Extract the complete data exactly as given.

EXERCISE INPUTS -
↓

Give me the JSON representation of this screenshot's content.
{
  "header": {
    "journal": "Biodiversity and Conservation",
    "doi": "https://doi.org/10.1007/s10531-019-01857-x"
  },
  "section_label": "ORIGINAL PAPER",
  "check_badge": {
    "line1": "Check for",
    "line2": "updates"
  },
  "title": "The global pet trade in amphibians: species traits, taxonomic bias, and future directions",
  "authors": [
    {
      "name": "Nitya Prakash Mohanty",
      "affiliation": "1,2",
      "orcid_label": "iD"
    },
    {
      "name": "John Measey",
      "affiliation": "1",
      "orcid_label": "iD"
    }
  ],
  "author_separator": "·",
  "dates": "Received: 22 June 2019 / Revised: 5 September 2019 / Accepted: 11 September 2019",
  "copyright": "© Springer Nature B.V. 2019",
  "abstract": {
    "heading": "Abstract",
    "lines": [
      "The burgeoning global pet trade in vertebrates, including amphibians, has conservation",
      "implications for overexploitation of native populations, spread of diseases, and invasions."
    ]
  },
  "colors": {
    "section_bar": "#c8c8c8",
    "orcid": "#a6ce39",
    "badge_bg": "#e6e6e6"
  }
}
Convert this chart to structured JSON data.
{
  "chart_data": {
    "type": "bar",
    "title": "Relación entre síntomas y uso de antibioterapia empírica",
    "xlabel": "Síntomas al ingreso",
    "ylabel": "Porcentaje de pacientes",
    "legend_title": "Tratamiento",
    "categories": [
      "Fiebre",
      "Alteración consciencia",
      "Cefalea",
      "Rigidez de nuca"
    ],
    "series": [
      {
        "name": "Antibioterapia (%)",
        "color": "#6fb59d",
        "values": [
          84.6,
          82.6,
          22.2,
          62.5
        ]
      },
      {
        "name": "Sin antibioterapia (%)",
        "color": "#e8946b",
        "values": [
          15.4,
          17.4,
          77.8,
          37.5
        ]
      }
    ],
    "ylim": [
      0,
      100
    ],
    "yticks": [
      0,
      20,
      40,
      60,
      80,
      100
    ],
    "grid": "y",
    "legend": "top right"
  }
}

↑

OUTPUT FOR THIS EXERCISE -
Give me the JSON representation of this screenshot's content.
{
  "header": {
    "journal": "Biodiversity and Conservation",
    "doi": "https://doi.org/10.1007/s10531-019-01857-x"
  },
  "section_label": "ORIGINAL PAPER",
  "check_badge": {
    "line1": "Check for",
    "line2": "updates"
  },
  "title": "The global pet trade in amphibians: species traits, taxonomic bias, and future directions",
  "authors": [
    {
      "name": "Nitya Prakash Mohanty",
      "affiliation": "1,2",
      "orcid_label": "iD"
    },
    {
      "name": "John Measey",
      "affiliation": "1",
      "orcid_label": "iD"
    }
  ],
  "author_separator": "·",
  "dates": "Received: 22 June 2019 / Revised: 5 September 2019 / Accepted: 11 September 2019",
  "copyright": "© Springer Nature B.V. 2019",
  "abstract": {
    "heading": "Abstract",
    "lines": [
      "The burgeoning global pet trade in vertebrates, including amphibians, has conservation",
      "implications for overexploitation of native populations, spread of diseases, and invasions."
    ]
  },
  "colors": {
    "section_bar": "#c8c8c8",
    "orcid": "#a6ce39",
    "badge_bg": "#e6e6e6"
  }
}
Convert this chart to structured JSON data.
{
  "chart_data": {
    "type": "bar",
    "title": "Relación entre síntomas y uso de antibioterapia empírica",
    "xlabel": "Síntomas al ingreso",
    "ylabel": "Porcentaje de pacientes",
    "legend_title": "Tratamiento",
    "categories": [
      "Fiebre",
      "Alteración consciencia",
      "Cefalea",
      "Rigidez de nuca"
    ],
    "series": [
      {
        "name": "Antibioterapia (%)",
        "color": "#6fb59d",
        "values": [
          84.6,
          82.6,
          22.2,
          62.5
        ]
      },
      {
        "name": "Sin antibioterapia (%)",
        "color": "#e8946b",
        "values": [
          15.4,
          17.4,
          77.8,
          37.5
        ]
      }
    ],
    "ylim": [
      0,
      100
    ],
    "yticks": [
      0,
      20,
      40,
      60,
      80,
      100
    ],
    "grid": "y",
    "legend": "top right"
  }
}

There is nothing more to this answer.